— What is asked —
Write out the full listing again, exactly as it stands.

┌──

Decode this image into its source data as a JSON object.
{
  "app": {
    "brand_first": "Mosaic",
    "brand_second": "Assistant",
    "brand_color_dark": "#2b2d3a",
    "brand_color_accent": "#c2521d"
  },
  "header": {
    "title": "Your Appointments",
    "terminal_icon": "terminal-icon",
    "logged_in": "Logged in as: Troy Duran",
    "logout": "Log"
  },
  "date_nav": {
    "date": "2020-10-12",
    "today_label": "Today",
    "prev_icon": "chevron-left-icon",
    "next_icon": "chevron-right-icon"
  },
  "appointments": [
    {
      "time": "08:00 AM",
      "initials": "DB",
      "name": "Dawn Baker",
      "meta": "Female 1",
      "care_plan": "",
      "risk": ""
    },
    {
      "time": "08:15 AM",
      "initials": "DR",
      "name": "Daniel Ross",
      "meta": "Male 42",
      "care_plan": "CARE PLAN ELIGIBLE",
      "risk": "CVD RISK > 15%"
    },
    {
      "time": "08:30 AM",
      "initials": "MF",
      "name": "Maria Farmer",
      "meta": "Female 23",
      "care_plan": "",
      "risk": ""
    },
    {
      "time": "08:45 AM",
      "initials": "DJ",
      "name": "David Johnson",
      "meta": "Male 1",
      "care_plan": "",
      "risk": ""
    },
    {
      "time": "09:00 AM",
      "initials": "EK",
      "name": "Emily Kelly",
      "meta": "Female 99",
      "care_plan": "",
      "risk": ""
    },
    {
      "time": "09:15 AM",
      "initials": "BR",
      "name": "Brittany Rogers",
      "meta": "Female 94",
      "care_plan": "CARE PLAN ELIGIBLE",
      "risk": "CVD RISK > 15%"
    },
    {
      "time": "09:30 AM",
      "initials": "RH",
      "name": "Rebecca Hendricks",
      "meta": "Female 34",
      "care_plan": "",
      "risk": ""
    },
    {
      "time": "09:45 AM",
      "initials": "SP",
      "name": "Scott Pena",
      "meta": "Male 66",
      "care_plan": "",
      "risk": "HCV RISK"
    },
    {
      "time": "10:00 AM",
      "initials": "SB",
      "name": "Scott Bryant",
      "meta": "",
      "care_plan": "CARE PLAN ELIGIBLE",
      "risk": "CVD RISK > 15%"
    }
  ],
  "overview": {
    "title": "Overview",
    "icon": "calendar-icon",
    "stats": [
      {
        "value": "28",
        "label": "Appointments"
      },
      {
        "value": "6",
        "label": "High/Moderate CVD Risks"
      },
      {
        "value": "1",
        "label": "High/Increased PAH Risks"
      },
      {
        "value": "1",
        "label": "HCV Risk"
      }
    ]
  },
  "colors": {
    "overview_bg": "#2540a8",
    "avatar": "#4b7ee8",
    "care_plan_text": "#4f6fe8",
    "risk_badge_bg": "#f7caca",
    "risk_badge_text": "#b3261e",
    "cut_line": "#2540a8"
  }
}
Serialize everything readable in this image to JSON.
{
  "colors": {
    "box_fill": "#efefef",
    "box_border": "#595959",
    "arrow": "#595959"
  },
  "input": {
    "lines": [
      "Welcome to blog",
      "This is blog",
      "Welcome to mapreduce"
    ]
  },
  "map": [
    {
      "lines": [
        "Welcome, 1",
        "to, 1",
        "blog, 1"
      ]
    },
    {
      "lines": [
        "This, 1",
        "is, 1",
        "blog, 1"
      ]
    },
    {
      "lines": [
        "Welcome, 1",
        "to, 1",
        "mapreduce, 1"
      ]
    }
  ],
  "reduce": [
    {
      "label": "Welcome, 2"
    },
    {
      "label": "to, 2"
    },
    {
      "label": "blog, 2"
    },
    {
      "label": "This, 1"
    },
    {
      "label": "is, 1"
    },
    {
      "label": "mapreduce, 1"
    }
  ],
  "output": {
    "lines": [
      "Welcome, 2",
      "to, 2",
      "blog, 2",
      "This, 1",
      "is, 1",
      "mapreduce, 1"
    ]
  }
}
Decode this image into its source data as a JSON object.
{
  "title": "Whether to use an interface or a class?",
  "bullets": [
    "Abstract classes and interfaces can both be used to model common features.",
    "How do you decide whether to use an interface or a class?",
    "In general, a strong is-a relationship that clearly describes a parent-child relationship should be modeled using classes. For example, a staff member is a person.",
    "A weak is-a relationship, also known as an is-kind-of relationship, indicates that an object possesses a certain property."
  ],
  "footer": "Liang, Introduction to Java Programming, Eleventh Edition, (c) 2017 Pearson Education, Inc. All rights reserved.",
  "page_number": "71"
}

└──

— Response to the task —
Decode this image into its source data as a JSON object.
{
  "app": {
    "brand_first": "Mosaic",
    "brand_second": "Assistant",
    "brand_color_dark": "#2b2d3a",
    "brand_color_accent": "#c2521d"
  },
  "header": {
    "title": "Your Appointments",
    "terminal_icon": "terminal-icon",
    "logged_in": "Logged in as: Troy Duran",
    "logout": "Log"
  },
  "date_nav": {
    "date": "2020-10-12",
    "today_label": "Today",
    "prev_icon": "chevron-left-icon",
    "next_icon": "chevron-right-icon"
  },
  "appointments": [
    {
      "time": "08:00 AM",
      "initials": "DB",
      "name": "Dawn Baker",
      "meta": "Female 1",
      "care_plan": "",
      "risk": ""
    },
    {
      "time": "08:15 AM",
      "initials": "DR",
      "name": "Daniel Ross",
      "meta": "Male 42",
      "care_plan": "CARE PLAN ELIGIBLE",
      "risk": "CVD RISK > 15%"
    },
    {
      "time": "08:30 AM",
      "initials": "MF",
      "name": "Maria Farmer",
      "meta": "Female 23",
      "care_plan": "",
      "risk": ""
    },
    {
      "time": "08:45 AM",
      "initials": "DJ",
      "name": "David Johnson",
      "meta": "Male 1",
      "care_plan": "",
      "risk": ""
    },
    {
      "time": "09:00 AM",
      "initials": "EK",
      "name": "Emily Kelly",
      "meta": "Female 99",
      "care_plan": "",
      "risk": ""
    },
    {
      "time": "09:15 AM",
      "initials": "BR",
      "name": "Brittany Rogers",
      "meta": "Female 94",
      "care_plan": "CARE PLAN ELIGIBLE",
      "risk": "CVD RISK > 15%"
    },
    {
      "time": "09:30 AM",
      "initials": "RH",
      "name": "Rebecca Hendricks",
      "meta": "Female 34",
      "care_plan": "",
      "risk": ""
    },
    {
      "time": "09:45 AM",
      "initials": "SP",
      "name": "Scott Pena",
      "meta": "Male 66",
      "care_plan": "",
      "risk": "HCV RISK"
    },
    {
      "time": "10:00 AM",
      "initials": "SB",
      "name": "Scott Bryant",
      "meta": "",
      "care_plan": "CARE PLAN ELIGIBLE",
      "risk": "CVD RISK > 15%"
    }
  ],
  "overview": {
    "title": "Overview",
    "icon": "calendar-icon",
    "stats": [
      {
        "value": "28",
        "label": "Appointments"
      },
      {
        "value": "6",
        "label": "High/Moderate CVD Risks"
      },
      {
        "value": "1",
        "label": "High/Increased PAH Risks"
      },
      {
        "value": "1",
        "label": "HCV Risk"
      }
    ]
  },
  "colors": {
    "overview_bg": "#2540a8",
    "avatar": "#4b7ee8",
    "care_plan_text": "#4f6fe8",
    "risk_badge_bg": "#f7caca",
    "risk_badge_text": "#b3261e",
    "cut_line": "#2540a8"
  }
}
Serialize everything readable in this image to JSON.
{
  "colors": {
    "box_fill": "#efefef",
    "box_border": "#595959",
    "arrow": "#595959"
  },
  "input": {
    "lines": [
      "Welcome to blog",
      "This is blog",
      "Welcome to mapreduce"
    ]
  },
  "map": [
    {
      "lines": [
        "Welcome, 1",
        "to, 1",
        "blog, 1"
      ]
    },
    {
      "lines": [
        "This, 1",
        "is, 1",
        "blog, 1"
      ]
    },
    {
      "lines": [
        "Welcome, 1",
        "to, 1",
        "mapreduce, 1"
      ]
    }
  ],
  "reduce": [
    {
      "label": "Welcome, 2"
    },
    {
      "label": "to, 2"
    },
    {
      "label": "blog, 2"
    },
    {
      "label": "This, 1"
    },
    {
      "label": "is, 1"
    },
    {
      "label": "mapreduce, 1"
    }
  ],
  "output": {
    "lines": [
      "Welcome, 2",
      "to, 2",
      "blog, 2",
      "This, 1",
      "is, 1",
      "mapreduce, 1"
    ]
  }
}
Decode this image into its source data as a JSON object.
{
  "title": "Whether to use an interface or a class?",
  "bullets": [
    "Abstract classes and interfaces can both be used to model common features.",
    "How do you decide whether to use an interface or a class?",
    "In general, a strong is-a relationship that clearly describes a parent-child relationship should be modeled using classes. For example, a staff member is a person.",
    "A weak is-a relationship, also known as an is-kind-of relationship, indicates that an object possesses a certain property."
  ],
  "footer": "Liang, Introduction to Java Programming, Eleventh Edition, (c) 2017 Pearson Education, Inc. All rights reserved.",
  "page_number": "71"
}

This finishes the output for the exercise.